--- start of RECORDS SHOWN ---

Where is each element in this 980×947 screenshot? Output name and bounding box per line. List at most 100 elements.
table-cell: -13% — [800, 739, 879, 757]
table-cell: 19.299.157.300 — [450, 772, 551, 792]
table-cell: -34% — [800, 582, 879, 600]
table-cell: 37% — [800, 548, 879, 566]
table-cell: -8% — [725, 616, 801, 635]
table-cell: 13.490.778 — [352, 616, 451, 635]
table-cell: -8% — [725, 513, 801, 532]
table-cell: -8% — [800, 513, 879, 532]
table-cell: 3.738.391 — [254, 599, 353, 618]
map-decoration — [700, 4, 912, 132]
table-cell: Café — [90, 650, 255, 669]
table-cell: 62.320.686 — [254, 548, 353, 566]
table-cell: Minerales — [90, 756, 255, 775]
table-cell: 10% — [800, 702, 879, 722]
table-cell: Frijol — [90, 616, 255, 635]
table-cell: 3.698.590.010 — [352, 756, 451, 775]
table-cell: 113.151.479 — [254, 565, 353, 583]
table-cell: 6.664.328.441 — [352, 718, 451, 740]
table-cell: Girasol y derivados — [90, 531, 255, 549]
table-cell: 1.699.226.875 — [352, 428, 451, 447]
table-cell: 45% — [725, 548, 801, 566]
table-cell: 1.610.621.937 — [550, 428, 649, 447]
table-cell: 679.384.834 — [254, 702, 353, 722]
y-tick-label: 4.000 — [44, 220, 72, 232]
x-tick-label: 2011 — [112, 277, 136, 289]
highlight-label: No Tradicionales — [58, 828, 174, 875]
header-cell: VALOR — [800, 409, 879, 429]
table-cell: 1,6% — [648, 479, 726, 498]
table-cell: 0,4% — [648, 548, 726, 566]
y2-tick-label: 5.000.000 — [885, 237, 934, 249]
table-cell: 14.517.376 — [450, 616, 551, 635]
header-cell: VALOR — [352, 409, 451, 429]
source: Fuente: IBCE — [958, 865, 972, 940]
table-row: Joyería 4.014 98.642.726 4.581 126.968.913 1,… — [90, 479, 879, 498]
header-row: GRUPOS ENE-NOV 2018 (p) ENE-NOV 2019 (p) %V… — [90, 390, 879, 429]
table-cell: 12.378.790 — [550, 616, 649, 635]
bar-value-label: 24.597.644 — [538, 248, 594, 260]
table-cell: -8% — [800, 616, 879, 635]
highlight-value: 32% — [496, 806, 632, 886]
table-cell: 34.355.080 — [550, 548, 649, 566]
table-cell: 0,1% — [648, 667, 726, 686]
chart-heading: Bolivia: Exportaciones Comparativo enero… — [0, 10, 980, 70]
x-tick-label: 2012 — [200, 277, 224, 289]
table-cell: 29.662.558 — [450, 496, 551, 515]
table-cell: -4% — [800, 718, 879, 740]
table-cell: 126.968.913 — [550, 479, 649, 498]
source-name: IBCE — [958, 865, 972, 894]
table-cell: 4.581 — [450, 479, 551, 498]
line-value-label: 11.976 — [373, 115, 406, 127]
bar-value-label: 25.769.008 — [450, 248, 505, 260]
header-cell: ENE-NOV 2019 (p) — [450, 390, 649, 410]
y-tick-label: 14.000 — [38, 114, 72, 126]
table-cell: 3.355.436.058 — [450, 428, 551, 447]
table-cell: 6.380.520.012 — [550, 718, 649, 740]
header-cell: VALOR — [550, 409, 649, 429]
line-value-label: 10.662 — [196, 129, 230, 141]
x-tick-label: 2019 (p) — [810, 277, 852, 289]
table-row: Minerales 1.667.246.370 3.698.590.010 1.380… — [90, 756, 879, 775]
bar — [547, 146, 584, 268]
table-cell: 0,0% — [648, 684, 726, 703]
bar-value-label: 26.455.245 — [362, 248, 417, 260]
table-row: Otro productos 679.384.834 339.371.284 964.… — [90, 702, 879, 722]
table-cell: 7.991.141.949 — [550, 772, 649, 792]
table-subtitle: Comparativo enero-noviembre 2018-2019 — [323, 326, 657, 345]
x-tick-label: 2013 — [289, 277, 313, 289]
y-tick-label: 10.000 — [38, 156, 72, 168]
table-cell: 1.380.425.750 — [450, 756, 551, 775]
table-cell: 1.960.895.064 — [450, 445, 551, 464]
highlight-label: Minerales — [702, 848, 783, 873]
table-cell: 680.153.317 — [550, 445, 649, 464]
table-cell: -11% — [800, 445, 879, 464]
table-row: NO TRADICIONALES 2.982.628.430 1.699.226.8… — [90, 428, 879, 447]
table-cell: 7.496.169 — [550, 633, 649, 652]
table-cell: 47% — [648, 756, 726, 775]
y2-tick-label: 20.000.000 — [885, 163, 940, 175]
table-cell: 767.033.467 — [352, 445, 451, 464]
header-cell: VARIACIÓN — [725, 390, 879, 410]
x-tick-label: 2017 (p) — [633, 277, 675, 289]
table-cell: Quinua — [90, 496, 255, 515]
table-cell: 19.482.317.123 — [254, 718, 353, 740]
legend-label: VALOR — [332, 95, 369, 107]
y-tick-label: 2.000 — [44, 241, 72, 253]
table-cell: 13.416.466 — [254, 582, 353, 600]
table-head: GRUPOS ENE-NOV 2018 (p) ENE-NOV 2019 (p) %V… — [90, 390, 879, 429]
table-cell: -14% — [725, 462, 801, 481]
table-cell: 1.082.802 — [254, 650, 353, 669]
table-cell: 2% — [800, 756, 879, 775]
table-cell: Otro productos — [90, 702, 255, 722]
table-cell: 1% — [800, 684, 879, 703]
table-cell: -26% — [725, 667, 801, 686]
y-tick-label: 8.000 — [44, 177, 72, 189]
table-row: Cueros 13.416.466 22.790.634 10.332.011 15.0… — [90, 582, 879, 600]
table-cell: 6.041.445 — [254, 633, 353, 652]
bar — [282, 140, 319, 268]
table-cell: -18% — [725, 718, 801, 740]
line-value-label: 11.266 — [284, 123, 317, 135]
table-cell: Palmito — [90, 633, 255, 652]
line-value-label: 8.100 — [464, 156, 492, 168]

--- end of RECORDS SHOWN ---

THE REQUEST>
Format the listing as a Markdown table with the columns Row and Line, one row per line, skipping blank lines. Start at the first line of the listing and end with the line containing "header-cell: VALOR — [800, 409, 879, 429]", and include both of those lines.

WRITTEN RESPONSE>
| Row | Line |
|---|---|
| 1 | Where is each element in this 980×947 screenshot? Output name and bounding box per line. List at most 100 elements. |
| 2 | table-cell: -13% — [800, 739, 879, 757] |
| 3 | table-cell: 19.299.157.300 — [450, 772, 551, 792] |
| 4 | table-cell: -34% — [800, 582, 879, 600] |
| 5 | table-cell: 37% — [800, 548, 879, 566] |
| 6 | table-cell: -8% — [725, 616, 801, 635] |
| 7 | table-cell: 13.490.778 — [352, 616, 451, 635] |
| 8 | table-cell: -8% — [725, 513, 801, 532] |
| 9 | table-cell: -8% — [800, 513, 879, 532] |
| 10 | table-cell: 3.738.391 — [254, 599, 353, 618] |
| 11 | map-decoration — [700, 4, 912, 132] |
| 12 | table-cell: Café — [90, 650, 255, 669] |
| 13 | table-cell: 62.320.686 — [254, 548, 353, 566] |
| 14 | table-cell: Minerales — [90, 756, 255, 775] |
| 15 | table-cell: 10% — [800, 702, 879, 722] |
| 16 | table-cell: Frijol — [90, 616, 255, 635] |
| 17 | table-cell: 3.698.590.010 — [352, 756, 451, 775] |
| 18 | table-cell: 113.151.479 — [254, 565, 353, 583] |
| 19 | table-cell: 6.664.328.441 — [352, 718, 451, 740] |
| 20 | table-cell: Girasol y derivados — [90, 531, 255, 549] |
| 21 | table-cell: 1.699.226.875 — [352, 428, 451, 447] |
| 22 | table-cell: 45% — [725, 548, 801, 566] |
| 23 | table-cell: 1.610.621.937 — [550, 428, 649, 447] |
| 24 | table-cell: 679.384.834 — [254, 702, 353, 722] |
| 25 | y-tick-label: 4.000 — [44, 220, 72, 232] |
| 26 | x-tick-label: 2011 — [112, 277, 136, 289] |
| 27 | highlight-label: No Tradicionales — [58, 828, 174, 875] |
| 28 | header-cell: VALOR — [800, 409, 879, 429] |